Aim:
Reproduce every entry below precisely; do not include the pictures.
━━━━━━━━
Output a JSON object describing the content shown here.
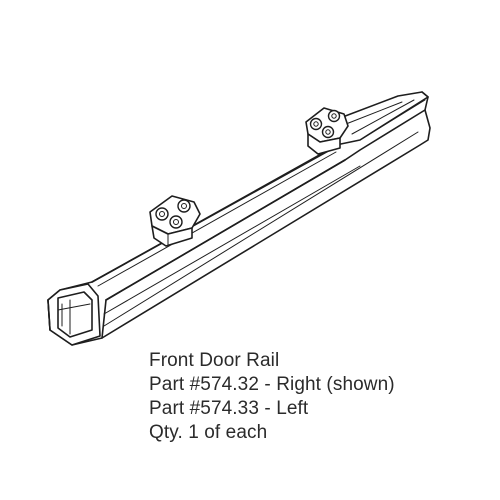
{
  "caption": {
    "title": "Front Door Rail",
    "part_right": "Part #574.32 - Right (shown)",
    "part_left": "Part #574.33 - Left",
    "quantity": "Qty. 1 of each"
  },
  "illustration": {
    "subject": "front door rail line drawing",
    "stroke_color": "#1e1e1e"
  }
}
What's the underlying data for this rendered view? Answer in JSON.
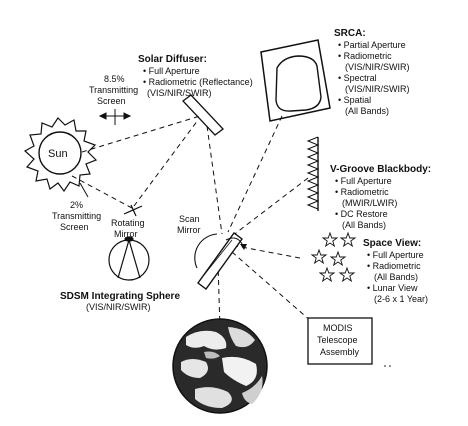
{
  "sun": {
    "label": "Sun"
  },
  "screens": {
    "screen_8_5": {
      "line1": "8.5%",
      "line2": "Transmitting",
      "line3": "Screen"
    },
    "screen_2": {
      "line1": "2%",
      "line2": "Transmitting",
      "line3": "Screen"
    }
  },
  "solar_diffuser": {
    "title": "Solar Diffuser:",
    "items": [
      "• Full Aperture",
      "• Radiometric (Reflectance)",
      "(VIS/NIR/SWIR)"
    ]
  },
  "srca": {
    "title": "SRCA:",
    "items": [
      "• Partial Aperture",
      "• Radiometric",
      "(VIS/NIR/SWIR)",
      "• Spectral",
      "(VIS/NIR/SWIR)",
      "• Spatial",
      "(All Bands)"
    ]
  },
  "blackbody": {
    "title": "V-Groove Blackbody:",
    "items": [
      "• Full Aperture",
      "• Radiometric",
      "(MWIR/LWIR)",
      "• DC Restore",
      "(All Bands)"
    ]
  },
  "rotating_mirror": {
    "line1": "Rotating",
    "line2": "Mirror"
  },
  "scan_mirror": {
    "line1": "Scan",
    "line2": "Mirror"
  },
  "sdsm": {
    "line1": "SDSM Integrating Sphere",
    "line2": "(VIS/NIR/SWIR)"
  },
  "space_view": {
    "title": "Space View:",
    "items": [
      "• Full Aperture",
      "• Radiometric",
      "(All Bands)",
      "• Lunar View",
      "(2-6 x 1 Year)"
    ]
  },
  "telescope": {
    "line1": "MODIS",
    "line2": "Telescope",
    "line3": "Assembly"
  },
  "colors": {
    "ink": "#111111",
    "background": "#ffffff",
    "earth_dark": "#222222",
    "earth_light": "#f2f2f2"
  }
}
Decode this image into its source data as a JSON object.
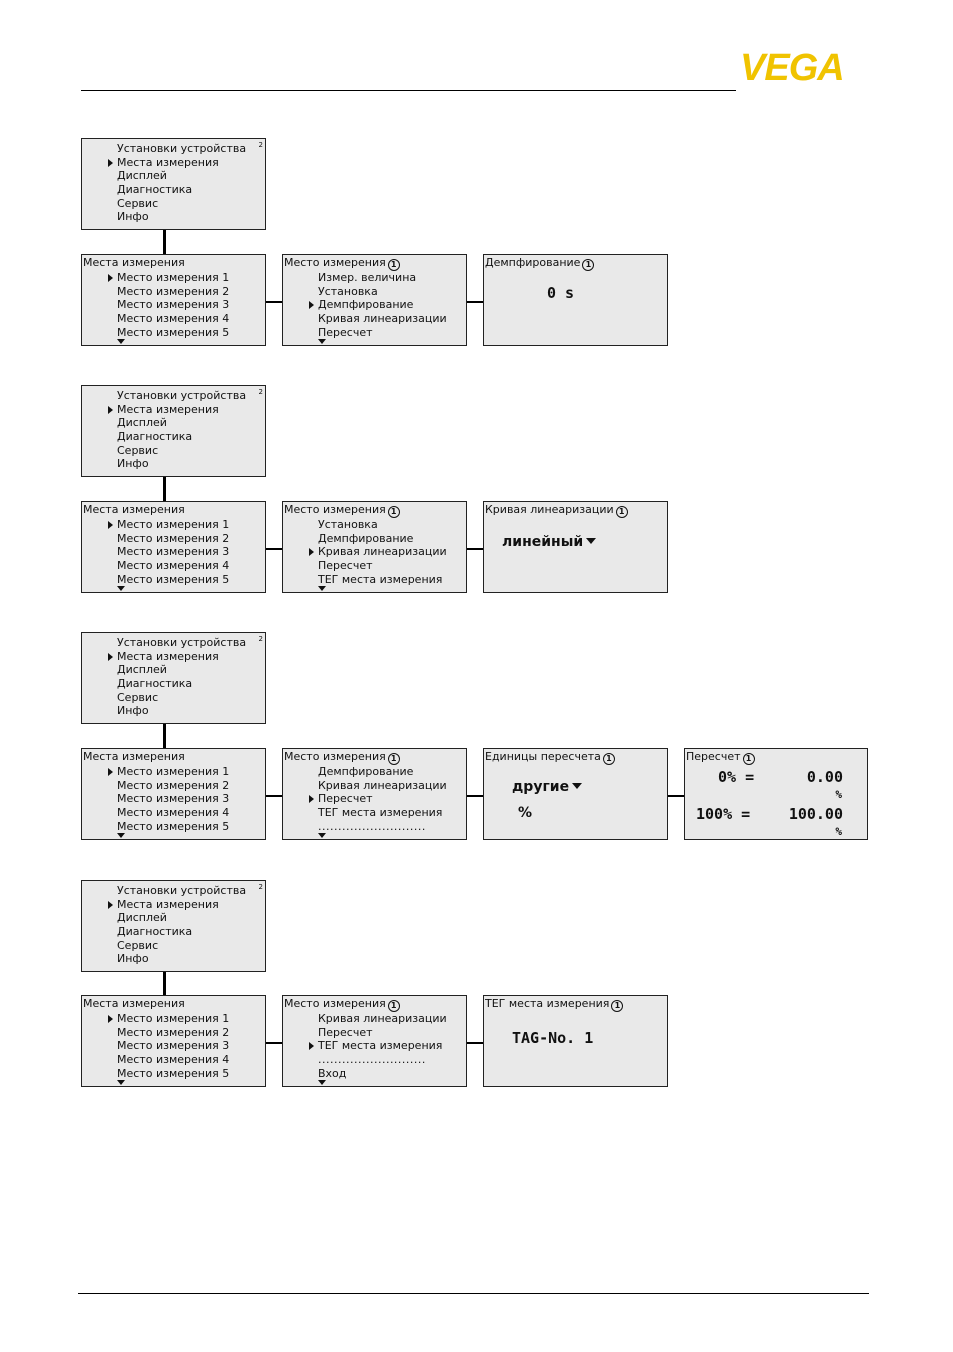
{
  "brand": {
    "logo": "VEGA",
    "color": "#f0c300"
  },
  "rows": [
    {
      "top_menu": {
        "items": [
          "Установки устройства",
          "Места измерения",
          "Дисплей",
          "Диагностика",
          "Сервис",
          "Инфо"
        ],
        "superscript": "2"
      },
      "list_menu": {
        "title": "Места измерения",
        "items": [
          "Место измерения 1",
          "Место измерения 2",
          "Место измерения 3",
          "Место измерения 4",
          "Место измерения 5"
        ]
      },
      "sub_menu": {
        "title": "Место измерения",
        "badge": "1",
        "items": [
          "Измер. величина",
          "Установка",
          "Демпфирование",
          "Кривая линеаризации",
          "Пересчет"
        ]
      },
      "detail": {
        "title": "Демпфирование",
        "badge": "1",
        "value": "0 s"
      }
    },
    {
      "top_menu": {
        "items": [
          "Установки устройства",
          "Места измерения",
          "Дисплей",
          "Диагностика",
          "Сервис",
          "Инфо"
        ],
        "superscript": "2"
      },
      "list_menu": {
        "title": "Места измерения",
        "items": [
          "Место измерения 1",
          "Место измерения 2",
          "Место измерения 3",
          "Место измерения 4",
          "Место измерения 5"
        ]
      },
      "sub_menu": {
        "title": "Место измерения",
        "badge": "1",
        "items": [
          "Установка",
          "Демпфирование",
          "Кривая линеаризации",
          "Пересчет",
          "ТЕГ места измерения"
        ]
      },
      "detail": {
        "title": "Кривая линеаризации",
        "badge": "1",
        "value": "линейный"
      }
    },
    {
      "top_menu": {
        "items": [
          "Установки устройства",
          "Места измерения",
          "Дисплей",
          "Диагностика",
          "Сервис",
          "Инфо"
        ],
        "superscript": "2"
      },
      "list_menu": {
        "title": "Места измерения",
        "items": [
          "Место измерения 1",
          "Место измерения 2",
          "Место измерения 3",
          "Место измерения 4",
          "Место измерения 5"
        ]
      },
      "sub_menu": {
        "title": "Место измерения",
        "badge": "1",
        "items": [
          "Демпфирование",
          "Кривая линеаризации",
          "Пересчет",
          "ТЕГ места измерения",
          "..........................."
        ]
      },
      "detail": {
        "title": "Единицы пересчета",
        "badge": "1",
        "value": "другие",
        "unit": "%"
      },
      "extra": {
        "title": "Пересчет",
        "badge": "1",
        "row1_left": "0% =",
        "row1_right": "0.00",
        "row1_unit": "%",
        "row2_left": "100% =",
        "row2_right": "100.00",
        "row2_unit": "%"
      }
    },
    {
      "top_menu": {
        "items": [
          "Установки устройства",
          "Места измерения",
          "Дисплей",
          "Диагностика",
          "Сервис",
          "Инфо"
        ],
        "superscript": "2"
      },
      "list_menu": {
        "title": "Места измерения",
        "items": [
          "Место измерения 1",
          "Место измерения 2",
          "Место измерения 3",
          "Место измерения 4",
          "Место измерения 5"
        ]
      },
      "sub_menu": {
        "title": "Место измерения",
        "badge": "1",
        "items": [
          "Кривая линеаризации",
          "Пересчет",
          "ТЕГ места измерения",
          "...........................",
          "Вход"
        ]
      },
      "detail": {
        "title": "ТЕГ места измерения",
        "badge": "1",
        "value": "TAG-No. 1"
      }
    }
  ]
}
━━━━━━━━
Task output:
Output a JSON object describing the content shown here.
{
  "caption": {
    "title": "Front Door Rail",
    "part_right": "Part #574.32 - Right (shown)",
    "part_left": "Part #574.33 - Left",
    "quantity": "Qty. 1 of each"
  },
  "illustration": {
    "subject": "front door rail line drawing",
    "stroke_color": "#1e1e1e"
  }
}
What's the underlying data for this rendered view? Answer in JSON.
{
  "sun": {
    "label": "Sun"
  },
  "screens": {
    "screen_8_5": {
      "line1": "8.5%",
      "line2": "Transmitting",
      "line3": "Screen"
    },
    "screen_2": {
      "line1": "2%",
      "line2": "Transmitting",
      "line3": "Screen"
    }
  },
  "solar_diffuser": {
    "title": "Solar Diffuser:",
    "items": [
      "• Full Aperture",
      "• Radiometric (Reflectance)",
      "(VIS/NIR/SWIR)"
    ]
  },
  "srca": {
    "title": "SRCA:",
    "items": [
      "• Partial Aperture",
      "• Radiometric",
      "(VIS/NIR/SWIR)",
      "• Spectral",
      "(VIS/NIR/SWIR)",
      "• Spatial",
      "(All Bands)"
    ]
  },
  "blackbody": {
    "title": "V-Groove Blackbody:",
    "items": [
      "• Full Aperture",
      "• Radiometric",
      "(MWIR/LWIR)",
      "• DC Restore",
      "(All Bands)"
    ]
  },
  "rotating_mirror": {
    "line1": "Rotating",
    "line2": "Mirror"
  },
  "scan_mirror": {
    "line1": "Scan",
    "line2": "Mirror"
  },
  "sdsm": {
    "line1": "SDSM Integrating Sphere",
    "line2": "(VIS/NIR/SWIR)"
  },
  "space_view": {
    "title": "Space View:",
    "items": [
      "• Full Aperture",
      "• Radiometric",
      "(All Bands)",
      "• Lunar View",
      "(2-6 x 1 Year)"
    ]
  },
  "telescope": {
    "line1": "MODIS",
    "line2": "Telescope",
    "line3": "Assembly"
  },
  "colors": {
    "ink": "#111111",
    "background": "#ffffff",
    "earth_dark": "#222222",
    "earth_light": "#f2f2f2"
  }
}
Decode this image into its source data as a JSON object.
{
  "brand": {
    "logo": "VEGA",
    "color": "#f0c300"
  },
  "rows": [
    {
      "top_menu": {
        "items": [
          "Установки устройства",
          "Места измерения",
          "Дисплей",
          "Диагностика",
          "Сервис",
          "Инфо"
        ],
        "superscript": "2"
      },
      "list_menu": {
        "title": "Места измерения",
        "items": [
          "Место измерения 1",
          "Место измерения 2",
          "Место измерения 3",
          "Место измерения 4",
          "Место измерения 5"
        ]
      },
      "sub_menu": {
        "title": "Место измерения",
        "badge": "1",
        "items": [
          "Измер. величина",
          "Установка",
          "Демпфирование",
          "Кривая линеаризации",
          "Пересчет"
        ]
      },
      "detail": {
        "title": "Демпфирование",
        "badge": "1",
        "value": "0 s"
      }
    },
    {
      "top_menu": {
        "items": [
          "Установки устройства",
          "Места измерения",
          "Дисплей",
          "Диагностика",
          "Сервис",
          "Инфо"
        ],
        "superscript": "2"
      },
      "list_menu": {
        "title": "Места измерения",
        "items": [
          "Место измерения 1",
          "Место измерения 2",
          "Место измерения 3",
          "Место измерения 4",
          "Место измерения 5"
        ]
      },
      "sub_menu": {
        "title": "Место измерения",
        "badge": "1",
        "items": [
          "Установка",
          "Демпфирование",
          "Кривая линеаризации",
          "Пересчет",
          "ТЕГ места измерения"
        ]
      },
      "detail": {
        "title": "Кривая линеаризации",
        "badge": "1",
        "value": "линейный"
      }
    },
    {
      "top_menu": {
        "items": [
          "Установки устройства",
          "Места измерения",
          "Дисплей",
          "Диагностика",
          "Сервис",
          "Инфо"
        ],
        "superscript": "2"
      },
      "list_menu": {
        "title": "Места измерения",
        "items": [
          "Место измерения 1",
          "Место измерения 2",
          "Место измерения 3",
          "Место измерения 4",
          "Место измерения 5"
        ]
      },
      "sub_menu": {
        "title": "Место измерения",
        "badge": "1",
        "items": [
          "Демпфирование",
          "Кривая линеаризации",
          "Пересчет",
          "ТЕГ места измерения",
          "..........................."
        ]
      },
      "detail": {
        "title": "Единицы пересчета",
        "badge": "1",
        "value": "другие",
        "unit": "%"
      },
      "extra": {
        "title": "Пересчет",
        "badge": "1",
        "row1_left": "0% =",
        "row1_right": "0.00",
        "row1_unit": "%",
        "row2_left": "100% =",
        "row2_right": "100.00",
        "row2_unit": "%"
      }
    },
    {
      "top_menu": {
        "items": [
          "Установки устройства",
          "Места измерения",
          "Дисплей",
          "Диагностика",
          "Сервис",
          "Инфо"
        ],
        "superscript": "2"
      },
      "list_menu": {
        "title": "Места измерения",
        "items": [
          "Место измерения 1",
          "Место измерения 2",
          "Место измерения 3",
          "Место измерения 4",
          "Место измерения 5"
        ]
      },
      "sub_menu": {
        "title": "Место измерения",
        "badge": "1",
        "items": [
          "Кривая линеаризации",
          "Пересчет",
          "ТЕГ места измерения",
          "...........................",
          "Вход"
        ]
      },
      "detail": {
        "title": "ТЕГ места измерения",
        "badge": "1",
        "value": "TAG-No. 1"
      }
    }
  ]
}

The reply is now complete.